In the records below, copy every line from the one that contains "question-text: Cara-cara yang" through the one that contains "901, 200, 917]", both included, without changing a character.

DATA PROVIDED>
%%
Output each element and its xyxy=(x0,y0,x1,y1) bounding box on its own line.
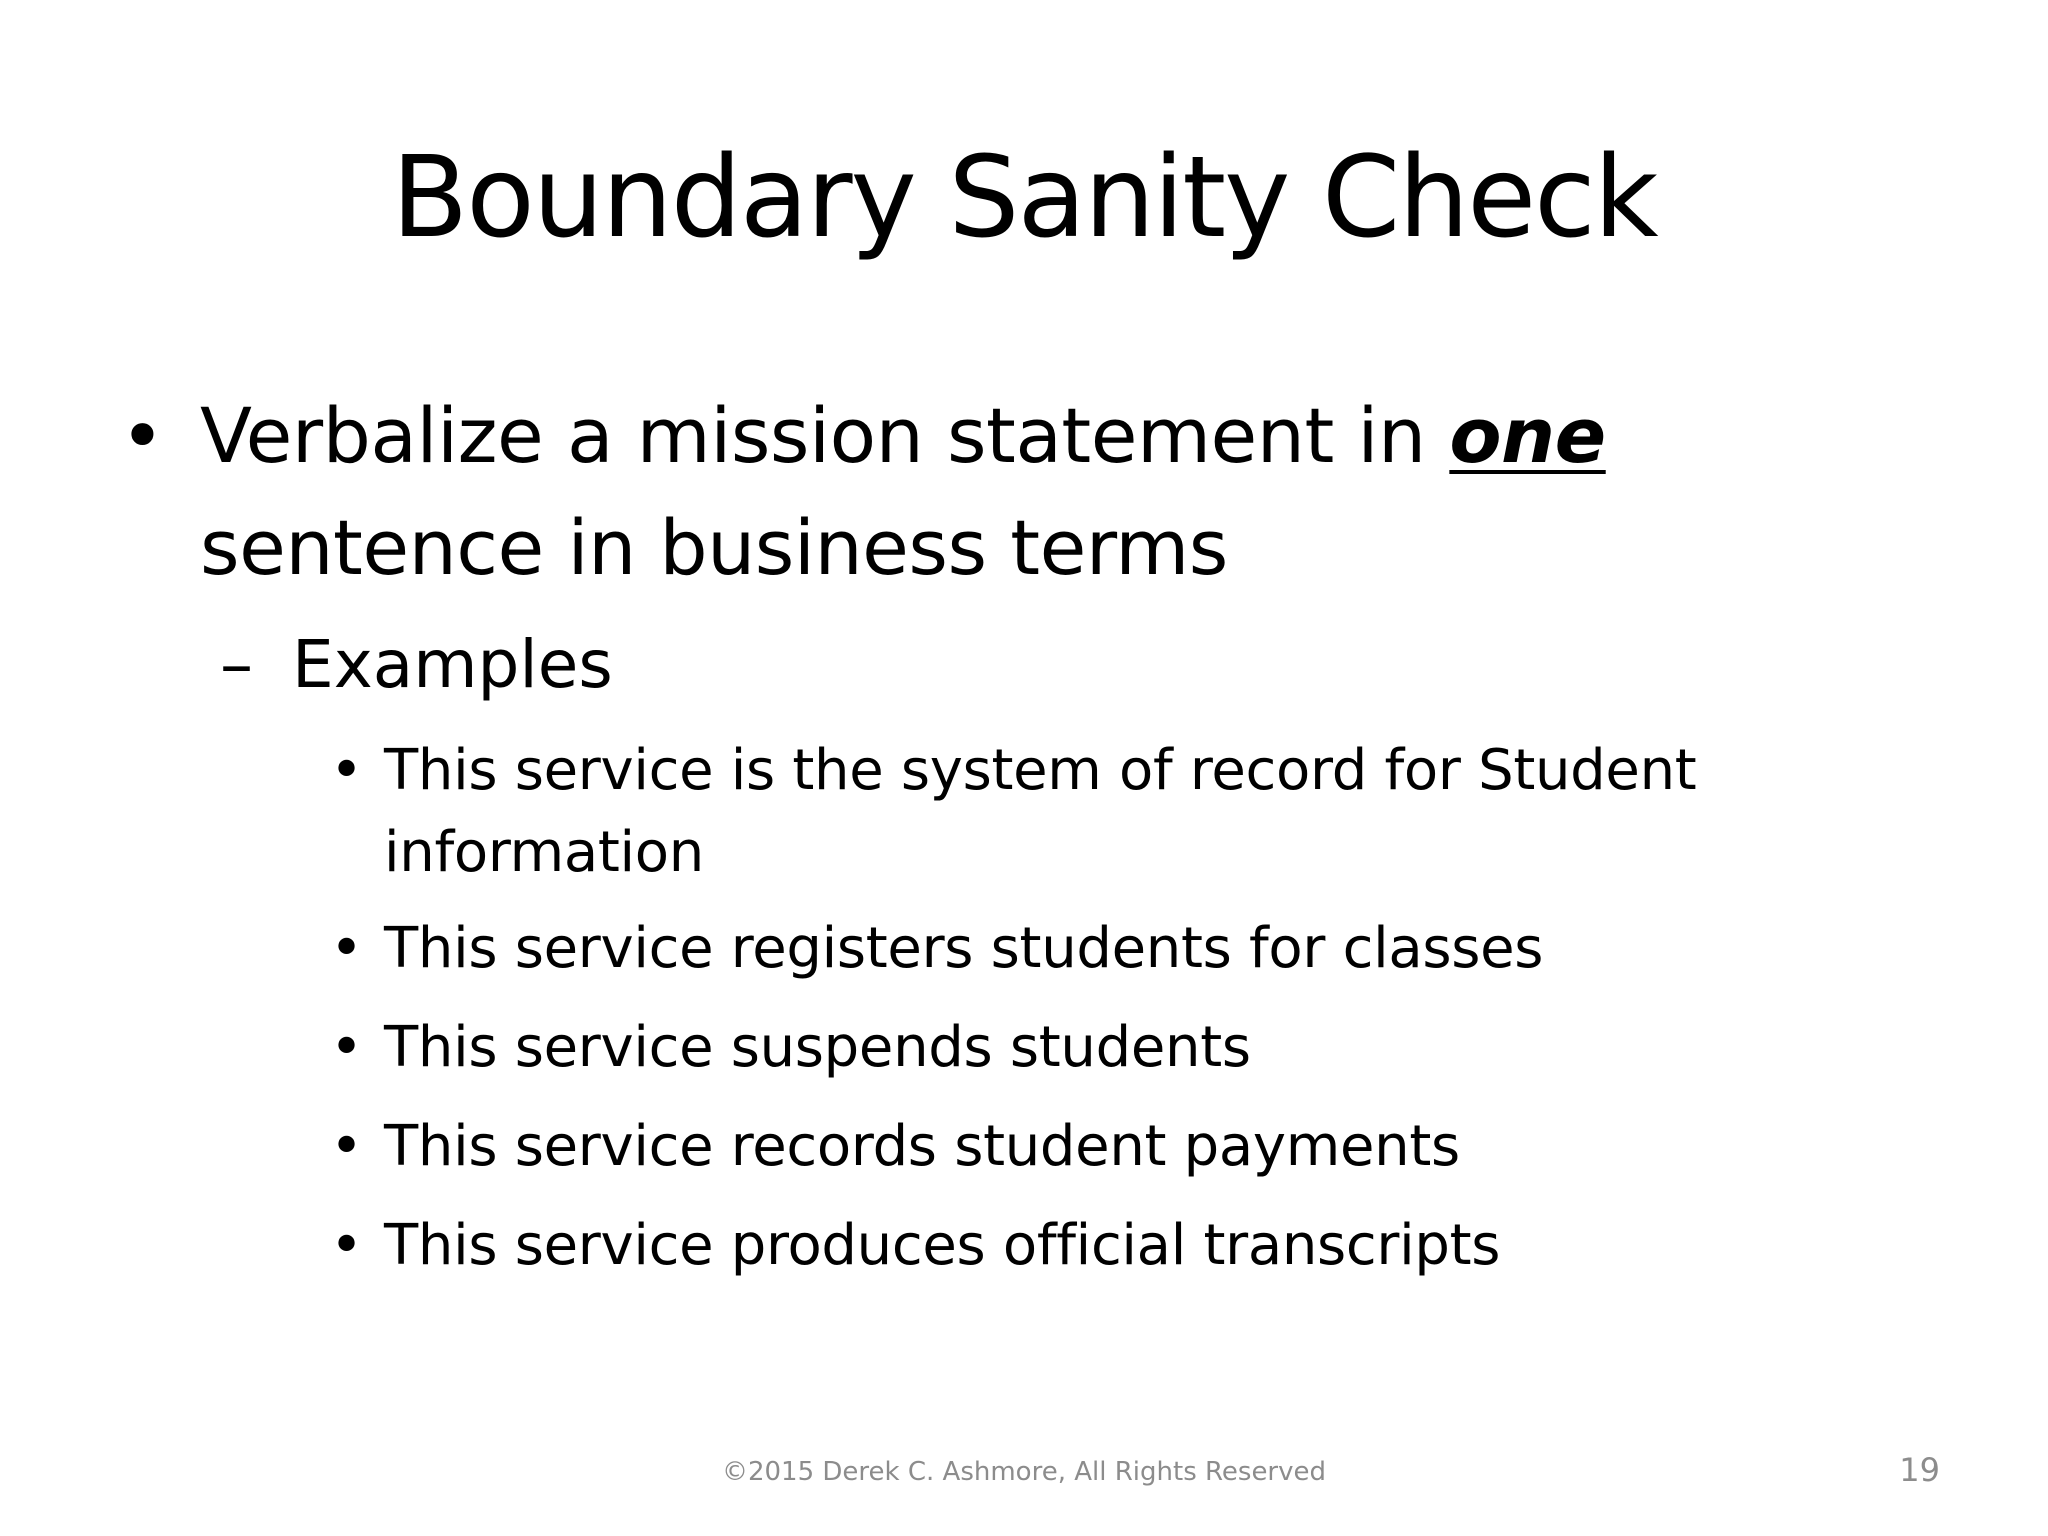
main-bullet-text xyxy=(200,380,1960,604)
list-item xyxy=(330,1106,1704,1188)
sub-bullet-text: Examples xyxy=(292,626,613,703)
bullet-icon: • xyxy=(330,916,364,981)
list-item xyxy=(330,1007,1704,1089)
example-text: This service produces official transcripts xyxy=(384,1213,1501,1278)
example-text: This service registers students for classes xyxy=(384,916,1544,981)
slide-title: Boundary Sanity Check xyxy=(391,133,1657,263)
example-text: This service records student payments xyxy=(384,1114,1460,1179)
footer-copyright: ©2015 Derek C. Ashmore, All Rights Reserved xyxy=(721,1457,1327,1487)
bullet-icon: • xyxy=(330,738,364,803)
page-number: 19 xyxy=(1899,1451,1940,1489)
bullet-icon: • xyxy=(330,1213,364,1278)
bullet-icon: • xyxy=(330,1114,364,1179)
bullet-icon: • xyxy=(120,391,165,480)
example-text: This service is the system of record for Student information xyxy=(384,738,1697,885)
sub-bullet xyxy=(220,620,613,710)
list-item xyxy=(330,730,1704,894)
main-bullet-text-before: Verbalize a mission statement in xyxy=(200,391,1450,480)
main-bullet-emphasis: one xyxy=(1449,391,1606,480)
dash-icon: – xyxy=(220,626,253,703)
list-item xyxy=(330,1205,1704,1287)
example-text: This service suspends students xyxy=(384,1015,1251,1080)
main-bullet-text-after: sentence in business terms xyxy=(200,503,1228,592)
list-item xyxy=(330,908,1704,990)
bullet-icon: • xyxy=(330,1015,364,1080)
main-bullet xyxy=(120,380,1960,604)
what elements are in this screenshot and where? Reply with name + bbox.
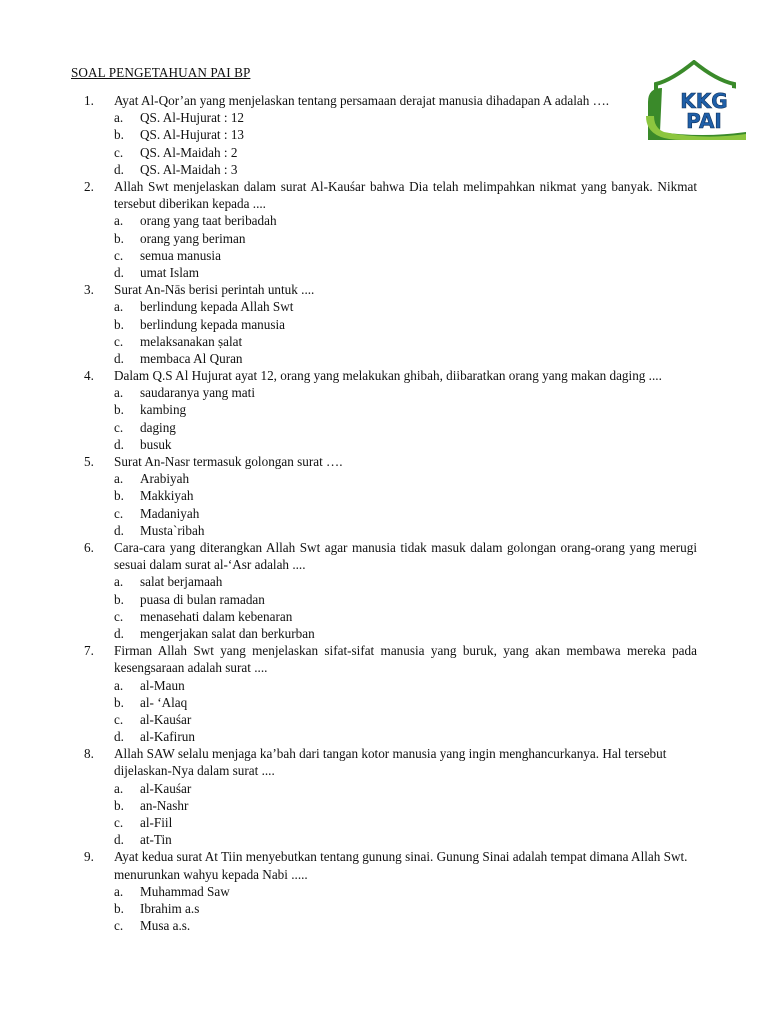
question-text: Cara-cara yang diterangkan Allah Swt agar manusia tidak masuk dalam golongan orang-orang yang merugi sesuai dalam surat al-‘Asr adalah ....	[114, 539, 697, 573]
question-number: 6.	[84, 539, 94, 555]
option-d	[0, 350, 768, 367]
option-letter: c.	[114, 711, 124, 727]
option-letter: a.	[114, 780, 124, 796]
option-letter: d.	[114, 832, 124, 848]
question-text: Ayat Al-Qor’an yang menjelaskan tentang persamaan derajat manusia dihadapan A adalah ….	[114, 93, 610, 108]
option-letter: b.	[114, 694, 124, 710]
option-letter: d.	[114, 161, 124, 177]
option-letter: c.	[114, 144, 124, 160]
question-number: 3.	[84, 282, 94, 298]
option-text: puasa di bulan ramadan	[140, 591, 265, 607]
option-letter: a.	[114, 299, 124, 315]
option-letter: c.	[114, 247, 124, 263]
option-text: umat Islam	[140, 264, 199, 280]
option-text: semua manusia	[140, 247, 221, 263]
option-letter: c.	[114, 918, 124, 934]
option-text: kambing	[140, 402, 187, 418]
option-letter: d.	[114, 625, 124, 641]
option-letter: d.	[114, 436, 124, 452]
option-text: Musta`ribah	[140, 522, 205, 538]
option-letter: a.	[114, 677, 124, 693]
option-letter: b.	[114, 402, 124, 418]
option-text: salat berjamaah	[140, 574, 223, 590]
option-text: al-Kafirun	[140, 729, 195, 745]
question-text: Dalam Q.S Al Hujurat ayat 12, orang yang melakukan ghibah, diibaratkan orang yang makan daging ....	[114, 368, 662, 384]
option-d	[0, 522, 768, 539]
question-8	[0, 745, 768, 848]
option-letter: a.	[114, 213, 124, 229]
option-b	[0, 126, 768, 143]
question-2	[0, 178, 768, 281]
option-letter: d.	[114, 350, 124, 366]
option-text: busuk	[140, 436, 172, 452]
question-text: Surat An-Nās berisi perintah untuk ....	[114, 282, 315, 298]
question-3	[0, 281, 768, 367]
option-text: an-Nashr	[140, 797, 189, 813]
option-letter: b.	[114, 488, 124, 504]
option-letter: c.	[114, 333, 124, 349]
question-9	[0, 848, 768, 934]
option-letter: d.	[114, 729, 124, 745]
option-b	[0, 797, 768, 814]
option-c	[0, 144, 768, 161]
option-a	[0, 780, 768, 797]
question-number: 1.	[84, 93, 94, 108]
option-text: saudaranya yang mati	[140, 385, 255, 401]
option-letter: b.	[114, 901, 124, 917]
option-letter: d.	[114, 264, 124, 280]
question-1	[0, 92, 768, 178]
logo-text-pai: PAI	[686, 109, 722, 133]
option-a	[0, 212, 768, 229]
option-text: Ibrahim a.s	[140, 901, 200, 917]
question-text: Allah Swt menjelaskan dalam surat Al-Kauśar bahwa Dia telah melimpahkan nikmat yang banyak. Nikmat tersebut diberikan kepada ....	[114, 178, 697, 212]
document-title: SOAL PENGETAHUAN PAI BP	[71, 65, 251, 80]
option-a	[0, 298, 768, 315]
option-letter: c.	[114, 505, 124, 521]
option-b	[0, 487, 768, 504]
question-text: Ayat kedua surat At Tiin menyebutkan tentang gunung sinai. Gunung Sinai adalah tempat dimana Allah Swt. menurunkan wahyu kepada Nabi .....	[114, 849, 688, 882]
option-d	[0, 264, 768, 281]
question-number: 2.	[84, 178, 94, 194]
option-d	[0, 436, 768, 453]
option-letter: a.	[114, 385, 124, 401]
option-c	[0, 711, 768, 728]
option-letter: a.	[114, 110, 124, 126]
option-letter: c.	[114, 419, 124, 435]
option-letter: a.	[114, 883, 124, 899]
option-letter: b.	[114, 127, 124, 143]
option-text: mengerjakan salat dan berkurban	[140, 625, 315, 641]
option-text: Arabiyah	[140, 471, 190, 487]
option-text: orang yang beriman	[140, 230, 246, 246]
option-d	[0, 831, 768, 848]
option-text: orang yang taat beribadah	[140, 213, 277, 229]
option-text: at-Tin	[140, 832, 172, 848]
option-letter: a.	[114, 471, 124, 487]
option-d	[0, 728, 768, 745]
option-c	[0, 608, 768, 625]
option-b	[0, 316, 768, 333]
option-c	[0, 505, 768, 522]
question-text: Surat An-Nasr termasuk golongan surat ….	[114, 454, 343, 470]
option-letter: b.	[114, 230, 124, 246]
option-a	[0, 573, 768, 590]
option-text: membaca Al Quran	[140, 350, 243, 366]
question-number: 8.	[84, 746, 94, 762]
option-text: al-Fiil	[140, 815, 173, 831]
option-d	[0, 161, 768, 178]
option-text: QS. Al-Hujurat : 13	[140, 127, 245, 143]
option-b	[0, 591, 768, 608]
question-6	[0, 539, 768, 642]
option-letter: b.	[114, 316, 124, 332]
option-b	[0, 694, 768, 711]
option-a	[0, 677, 768, 694]
option-text: al- ‘Alaq	[140, 694, 188, 710]
question-text: Allah SAW selalu menjaga ka’bah dari tangan kotor manusia yang ingin menghancurkanya. Hal tersebut dijelaskan-Nya dalam surat ....	[114, 746, 667, 779]
option-text: Madaniyah	[140, 505, 200, 521]
question-5	[0, 453, 768, 539]
option-text: daging	[140, 419, 176, 435]
option-letter: d.	[114, 522, 124, 538]
option-text: al-Kauśar	[140, 711, 192, 727]
option-d	[0, 625, 768, 642]
option-b	[0, 230, 768, 247]
option-b	[0, 401, 768, 418]
question-number: 9.	[84, 849, 94, 865]
option-c	[0, 814, 768, 831]
option-text: QS. Al-Hujurat : 12	[140, 110, 245, 126]
logo-text-kkg: KKG	[680, 89, 728, 113]
option-letter: b.	[114, 797, 124, 813]
option-c	[0, 419, 768, 436]
option-text: Muhammad Saw	[140, 883, 230, 899]
option-a	[0, 109, 768, 126]
option-letter: b.	[114, 591, 124, 607]
option-letter: c.	[114, 815, 124, 831]
option-text: al-Kauśar	[140, 780, 192, 796]
question-number: 7.	[84, 643, 94, 659]
option-c	[0, 247, 768, 264]
option-a	[0, 384, 768, 401]
option-letter: a.	[114, 574, 124, 590]
option-text: berlindung kepada manusia	[140, 316, 286, 332]
option-text: Musa a.s.	[140, 918, 191, 934]
option-c	[0, 917, 768, 934]
question-text: Firman Allah Swt yang menjelaskan sifat-sifat manusia yang buruk, yang akan membawa mereka pada kesengsaraan adalah surat ....	[114, 643, 697, 676]
option-a	[0, 883, 768, 900]
question-number: 5.	[84, 454, 94, 470]
question-number: 4.	[84, 368, 94, 384]
option-text: berlindung kepada Allah Swt	[140, 299, 294, 315]
question-7	[0, 642, 768, 745]
option-b	[0, 900, 768, 917]
option-text: Makkiyah	[140, 488, 194, 504]
option-text: menasehati dalam kebenaran	[140, 608, 293, 624]
question-4	[0, 367, 768, 453]
option-text: QS. Al-Maidah : 3	[140, 161, 238, 177]
option-c	[0, 333, 768, 350]
option-a	[0, 470, 768, 487]
option-letter: c.	[114, 608, 124, 624]
option-text: melaksanakan ṣalat	[140, 333, 243, 349]
question-list	[0, 92, 768, 934]
option-text: al-Maun	[140, 677, 185, 693]
option-text: QS. Al-Maidah : 2	[140, 144, 238, 160]
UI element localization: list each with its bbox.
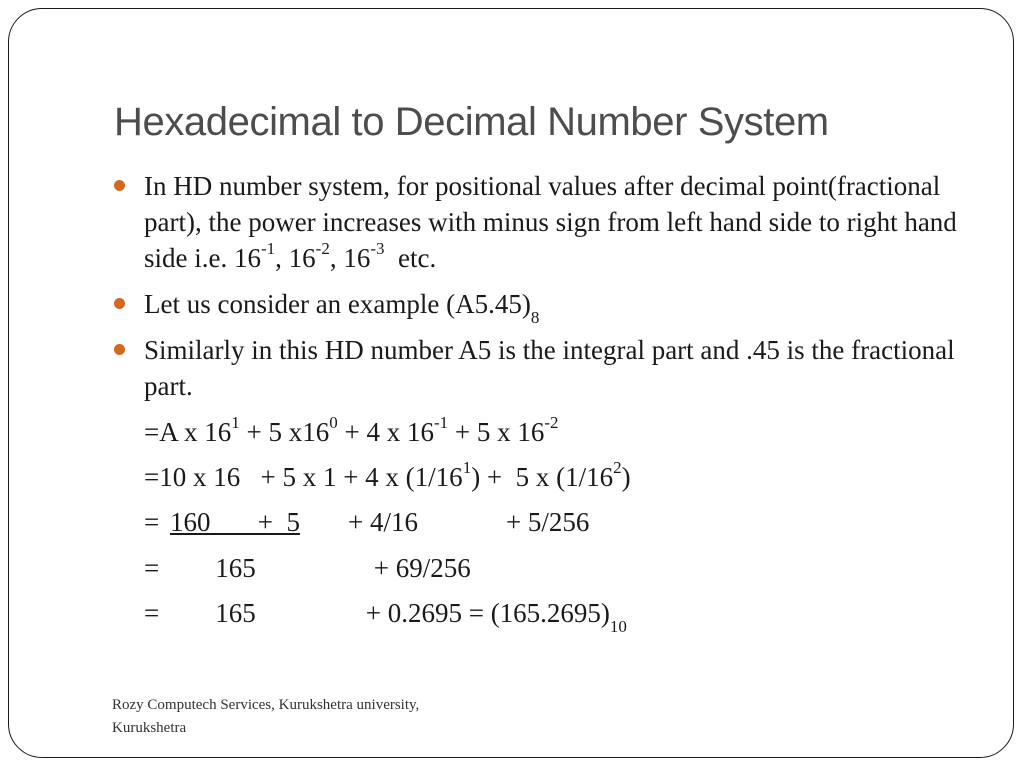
%%
RESPONSE BELOW>
question-text: Cara-cara yang diterangkan Allah Swt agar manusia tidak masuk dalam golongan orang-orang yang merugi sesuai dalam surat al-‘Asr adalah ....	[114, 539, 697, 573]
question-number: 6.	[84, 539, 94, 555]
option-d	[0, 350, 768, 367]
option-letter: c.	[114, 711, 124, 727]
option-letter: a.	[114, 780, 124, 796]
option-letter: d.	[114, 832, 124, 848]
question-text: Ayat Al-Qor’an yang menjelaskan tentang persamaan derajat manusia dihadapan A adalah ….	[114, 93, 610, 108]
option-letter: b.	[114, 694, 124, 710]
option-letter: d.	[114, 161, 124, 177]
option-letter: c.	[114, 144, 124, 160]
question-number: 3.	[84, 282, 94, 298]
option-text: puasa di bulan ramadan	[140, 591, 265, 607]
option-letter: a.	[114, 299, 124, 315]
option-letter: c.	[114, 247, 124, 263]
option-text: umat Islam	[140, 264, 199, 280]
option-text: semua manusia	[140, 247, 221, 263]
option-letter: c.	[114, 918, 124, 934]
option-text: kambing	[140, 402, 187, 418]
option-letter: d.	[114, 625, 124, 641]
option-letter: d.	[114, 436, 124, 452]
option-text: Musta`ribah	[140, 522, 205, 538]
option-letter: a.	[114, 677, 124, 693]
option-letter: b.	[114, 402, 124, 418]
option-text: salat berjamaah	[140, 574, 223, 590]
option-text: al-Kafirun	[140, 729, 195, 745]
question-text: Dalam Q.S Al Hujurat ayat 12, orang yang melakukan ghibah, diibaratkan orang yang makan daging ....	[114, 368, 662, 384]
option-d	[0, 522, 768, 539]
question-8	[0, 745, 768, 848]
option-letter: a.	[114, 213, 124, 229]
option-b	[0, 126, 768, 143]
question-2	[0, 178, 768, 281]
option-letter: d.	[114, 350, 124, 366]
option-text: busuk	[140, 436, 172, 452]
question-text: Surat An-Nās berisi perintah untuk ....	[114, 282, 315, 298]
question-3	[0, 281, 768, 367]
option-text: an-Nashr	[140, 797, 189, 813]
option-letter: b.	[114, 488, 124, 504]
option-letter: c.	[114, 333, 124, 349]
question-9	[0, 848, 768, 934]
option-letter: d.	[114, 729, 124, 745]
option-b	[0, 797, 768, 814]
option-c	[0, 144, 768, 161]
option-a	[0, 780, 768, 797]
question-number: 1.	[84, 93, 94, 108]
option-text: saudaranya yang mati	[140, 385, 255, 401]
option-letter: b.	[114, 901, 124, 917]
option-letter: d.	[114, 264, 124, 280]
question-1	[0, 92, 768, 178]
logo-text-pai: PAI	[686, 109, 722, 133]
option-a	[0, 212, 768, 229]
option-text: Ibrahim a.s	[140, 901, 200, 917]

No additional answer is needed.